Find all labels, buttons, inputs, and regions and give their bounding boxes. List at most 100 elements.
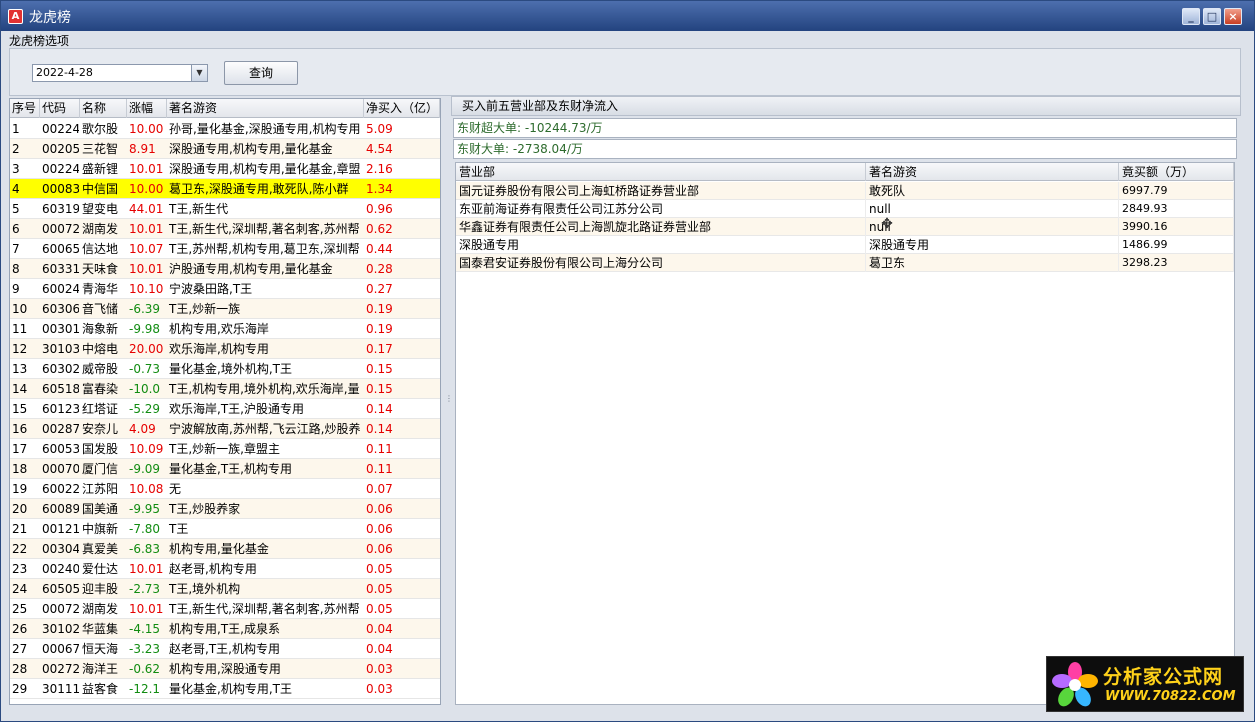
table-row[interactable]: 18 00070 厦门信 -9.09 量化基金,T王,机构专用 0.11 <box>10 459 440 479</box>
stock-code: 00072 <box>42 222 79 236</box>
department-fund: 深股通专用 <box>866 236 1119 254</box>
header-code[interactable]: 代码 <box>40 99 80 118</box>
stock-name: 海洋王 <box>82 662 119 676</box>
stock-name: 中旗新 <box>82 522 119 536</box>
famous-fund: 深股通专用,机构专用,量化基金 <box>169 142 333 156</box>
net-buy: 0.15 <box>366 362 393 376</box>
net-buy: 1.34 <box>366 182 393 196</box>
stock-code: 60022 <box>42 482 79 496</box>
minimize-button[interactable]: _ <box>1182 8 1200 25</box>
header-no[interactable]: 序号 <box>10 99 40 118</box>
table-row[interactable]: 5 60319 望变电 44.01 T王,新生代 0.96 <box>10 199 440 219</box>
table-row[interactable]: 14 60518 富春染 -10.0 T王,机构专用,境外机构,欢乐海岸,量 0.15 <box>10 379 440 399</box>
table-row[interactable]: 21 00121 中旗新 -7.80 T王 0.06 <box>10 519 440 539</box>
table-row[interactable]: 23 00240 爱仕达 10.01 赵老哥,机构专用 0.05 <box>10 559 440 579</box>
department-name: 国泰君安证券股份有限公司上海分公司 <box>456 254 866 272</box>
header-amount[interactable]: 竟买额（万） <box>1119 163 1234 181</box>
stock-name: 天味食 <box>82 262 119 276</box>
price-change: -3.23 <box>129 642 161 656</box>
title-bar[interactable]: A 龙虎榜 _ □ × <box>1 1 1254 31</box>
table-row[interactable]: 1 00224 歌尔股 10.00 孙哥,量化基金,深股通专用,机构专用 5.09 <box>10 119 440 139</box>
table-row[interactable]: 10 60306 音飞储 -6.39 T王,炒新一族 0.19 <box>10 299 440 319</box>
stock-code: 00304 <box>42 542 79 556</box>
department-fund: null <box>866 200 1119 218</box>
table-row[interactable]: 国泰君安证券股份有限公司上海分公司 葛卫东 3298.23 <box>456 254 1234 272</box>
stock-code: 00067 <box>42 642 79 656</box>
net-buy: 0.17 <box>366 342 393 356</box>
header-dept-fund[interactable]: 著名游资 <box>866 163 1119 181</box>
query-button[interactable]: 查询 <box>224 61 298 85</box>
price-change: 44.01 <box>129 202 164 216</box>
chevron-down-icon[interactable]: ▼ <box>191 65 207 81</box>
table-row[interactable]: 13 60302 威帝股 -0.73 量化基金,境外机构,T王 0.15 <box>10 359 440 379</box>
row-number: 16 <box>12 422 28 436</box>
table-row[interactable]: 25 00072 湖南发 10.01 T王,新生代,深圳帮,著名刺客,苏州帮 0.05 <box>10 599 440 619</box>
close-button[interactable]: × <box>1224 8 1242 25</box>
table-row[interactable]: 华鑫证券有限责任公司上海凯旋北路证券营业部 null 3990.16 <box>456 218 1234 236</box>
stock-code: 60319 <box>42 202 79 216</box>
table-row[interactable]: 15 60123 红塔证 -5.29 欢乐海岸,T王,沪股通专用 0.14 <box>10 399 440 419</box>
table-row[interactable]: 24 60505 迎丰股 -2.73 T王,境外机构 0.05 <box>10 579 440 599</box>
famous-fund: 孙哥,量化基金,深股通专用,机构专用 <box>169 122 361 136</box>
header-name[interactable]: 名称 <box>80 99 127 118</box>
table-row[interactable]: 4 00083 中信国 10.00 葛卫东,深股通专用,敢死队,陈小群 1.34 <box>10 179 440 199</box>
stock-name: 歌尔股 <box>82 122 119 136</box>
header-change[interactable]: 涨幅 <box>127 99 167 118</box>
header-department[interactable]: 营业部 <box>456 163 866 181</box>
famous-fund: T王,机构专用,境外机构,欢乐海岸,量 <box>169 382 360 396</box>
price-change: -9.98 <box>129 322 161 336</box>
table-row[interactable]: 9 60024 青海华 10.10 宁波桑田路,T王 0.27 <box>10 279 440 299</box>
row-number: 27 <box>12 642 28 656</box>
stock-name: 青海华 <box>82 282 119 296</box>
table-row[interactable]: 11 00301 海象新 -9.98 机构专用,欢乐海岸 0.19 <box>10 319 440 339</box>
table-row[interactable]: 2 00205 三花智 8.91 深股通专用,机构专用,量化基金 4.54 <box>10 139 440 159</box>
table-row[interactable]: 深股通专用 深股通专用 1486.99 <box>456 236 1234 254</box>
department-grid: 营业部 著名游资 竟买额（万） 国元证券股份有限公司上海虹桥路证券营业部 敢死队 6… <box>455 162 1235 705</box>
price-change: 10.01 <box>129 222 164 236</box>
date-dropdown[interactable]: 2022-4-28 ▼ <box>32 64 208 82</box>
famous-fund: T王 <box>169 522 189 536</box>
header-net[interactable]: 净买入（亿） <box>364 99 440 118</box>
table-row[interactable]: 19 60022 江苏阳 10.08 无 0.07 <box>10 479 440 499</box>
famous-fund: 量化基金,T王,机构专用 <box>169 462 292 476</box>
stock-code: 60065 <box>42 242 79 256</box>
maximize-button[interactable]: □ <box>1203 8 1221 25</box>
table-row[interactable]: 东亚前海证券有限责任公司江苏分公司 null 2849.93 <box>456 200 1234 218</box>
table-row[interactable]: 国元证券股份有限公司上海虹桥路证券营业部 敢死队 6997.79 <box>456 182 1234 200</box>
table-row[interactable]: 16 00287 安奈儿 4.09 宁波解放南,苏州帮,飞云江路,炒股养 0.14 <box>10 419 440 439</box>
table-row[interactable]: 8 60331 天味食 10.01 沪股通专用,机构专用,量化基金 0.28 <box>10 259 440 279</box>
price-change: 10.09 <box>129 442 164 456</box>
table-row[interactable]: 28 00272 海洋王 -0.62 机构专用,深股通专用 0.03 <box>10 659 440 679</box>
table-row[interactable]: 22 00304 真爱美 -6.83 机构专用,量化基金 0.06 <box>10 539 440 559</box>
table-row[interactable]: 7 60065 信达地 10.07 T王,苏州帮,机构专用,葛卫东,深圳帮 0.44 <box>10 239 440 259</box>
famous-fund: 机构专用,深股通专用 <box>169 662 281 676</box>
department-grid-header: 营业部 著名游资 竟买额（万） <box>456 163 1234 181</box>
table-row[interactable]: 26 30102 华蓝集 -4.15 机构专用,T王,成泉系 0.04 <box>10 619 440 639</box>
table-row[interactable]: 27 00067 恒天海 -3.23 赵老哥,T王,机构专用 0.04 <box>10 639 440 659</box>
row-number: 5 <box>12 202 20 216</box>
famous-fund: T王,境外机构 <box>169 582 241 596</box>
table-row[interactable]: 17 60053 国发股 10.09 T王,炒新一族,章盟主 0.11 <box>10 439 440 459</box>
date-value: 2022-4-28 <box>36 66 93 79</box>
price-change: -5.29 <box>129 402 161 416</box>
stock-name: 湖南发 <box>82 602 119 616</box>
net-buy: 0.03 <box>366 682 393 696</box>
table-row[interactable]: 20 60089 国美通 -9.95 T王,炒股养家 0.06 <box>10 499 440 519</box>
splitter-grip-icon[interactable]: ⋮ <box>445 394 453 404</box>
famous-fund: 量化基金,机构专用,T王 <box>169 682 292 696</box>
stock-name: 威帝股 <box>82 362 119 376</box>
panel-splitter[interactable]: ⋮ <box>444 98 453 705</box>
header-fund[interactable]: 著名游资 <box>167 99 364 118</box>
net-buy: 0.19 <box>366 302 393 316</box>
net-buy: 4.54 <box>366 142 393 156</box>
table-row[interactable]: 6 00072 湖南发 10.01 T王,新生代,深圳帮,著名刺客,苏州帮 0.62 <box>10 219 440 239</box>
net-buy: 0.96 <box>366 202 393 216</box>
table-row[interactable]: 12 30103 中熔电 20.00 欢乐海岸,机构专用 0.17 <box>10 339 440 359</box>
large-label: 东财大单: <box>457 142 510 156</box>
table-row[interactable]: 3 00224 盛新锂 10.01 深股通专用,机构专用,量化基金,章盟 2.16 <box>10 159 440 179</box>
table-row[interactable]: 29 30111 益客食 -12.1 量化基金,机构专用,T王 0.03 <box>10 679 440 699</box>
price-change: -4.15 <box>129 622 161 636</box>
department-fund: 敢死队 <box>866 182 1119 200</box>
row-number: 17 <box>12 442 28 456</box>
large-value: -2738.04/万 <box>512 142 583 156</box>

• _Set exercise_: Print everything from the line containing "table-row[interactable]: 18 00070" down to the line containing "chevron-down-icon[interactable]: ▼ <box>191", with both of those lines included, reproducing each line precisely.

• _Task answer_:
table-row[interactable]: 18 00070 厦门信 -9.09 量化基金,T王,机构专用 0.11 <box>10 459 440 479</box>
stock-code: 00072 <box>42 222 79 236</box>
department-fund: 深股通专用 <box>866 236 1119 254</box>
header-code[interactable]: 代码 <box>40 99 80 118</box>
stock-name: 海洋王 <box>82 662 119 676</box>
stock-name: 中旗新 <box>82 522 119 536</box>
famous-fund: 深股通专用,机构专用,量化基金 <box>169 142 333 156</box>
net-buy: 0.15 <box>366 362 393 376</box>
net-buy: 1.34 <box>366 182 393 196</box>
stock-code: 60022 <box>42 482 79 496</box>
minimize-button[interactable]: _ <box>1182 8 1200 25</box>
header-no[interactable]: 序号 <box>10 99 40 118</box>
table-row[interactable]: 5 60319 望变电 44.01 T王,新生代 0.96 <box>10 199 440 219</box>
table-row[interactable]: 14 60518 富春染 -10.0 T王,机构专用,境外机构,欢乐海岸,量 0.15 <box>10 379 440 399</box>
table-row[interactable]: 21 00121 中旗新 -7.80 T王 0.06 <box>10 519 440 539</box>
table-row[interactable]: 23 00240 爱仕达 10.01 赵老哥,机构专用 0.05 <box>10 559 440 579</box>
department-name: 国泰君安证券股份有限公司上海分公司 <box>456 254 866 272</box>
header-amount[interactable]: 竟买额（万） <box>1119 163 1234 181</box>
stock-name: 天味食 <box>82 262 119 276</box>
price-change: -3.23 <box>129 642 161 656</box>
title-bar[interactable]: A 龙虎榜 _ □ × <box>1 1 1254 31</box>
table-row[interactable]: 1 00224 歌尔股 10.00 孙哥,量化基金,深股通专用,机构专用 5.09 <box>10 119 440 139</box>
table-row[interactable]: 10 60306 音飞储 -6.39 T王,炒新一族 0.19 <box>10 299 440 319</box>
stock-code: 00304 <box>42 542 79 556</box>
department-fund: null <box>866 200 1119 218</box>
table-row[interactable]: 国泰君安证券股份有限公司上海分公司 葛卫东 3298.23 <box>456 254 1234 272</box>
stock-code: 00067 <box>42 642 79 656</box>
net-buy: 0.17 <box>366 342 393 356</box>
header-dept-fund[interactable]: 著名游资 <box>866 163 1119 181</box>
query-button[interactable]: 查询 <box>224 61 298 85</box>
price-change: 44.01 <box>129 202 164 216</box>
chevron-down-icon[interactable]: ▼ <box>191 65 207 81</box>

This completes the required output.